[Required task] Please write out the material that follows, exactly as it stands.

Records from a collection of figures
■ ■ ■ ■

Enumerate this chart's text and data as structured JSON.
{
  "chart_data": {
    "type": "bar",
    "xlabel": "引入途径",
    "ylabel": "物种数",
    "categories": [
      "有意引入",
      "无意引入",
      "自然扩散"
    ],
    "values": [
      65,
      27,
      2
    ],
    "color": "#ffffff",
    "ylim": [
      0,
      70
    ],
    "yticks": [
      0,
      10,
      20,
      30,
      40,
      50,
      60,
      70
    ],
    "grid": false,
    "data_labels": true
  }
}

■ ■ ■ ■

[Result]
Enumerate this chart's text and data as structured JSON.
{
  "chart_data": {
    "type": "bar",
    "xlabel": "引入途径",
    "ylabel": "物种数",
    "categories": [
      "有意引入",
      "无意引入",
      "自然扩散"
    ],
    "values": [
      65,
      27,
      2
    ],
    "color": "#ffffff",
    "ylim": [
      0,
      70
    ],
    "yticks": [
      0,
      10,
      20,
      30,
      40,
      50,
      60,
      70
    ],
    "grid": false,
    "data_labels": true
  }
}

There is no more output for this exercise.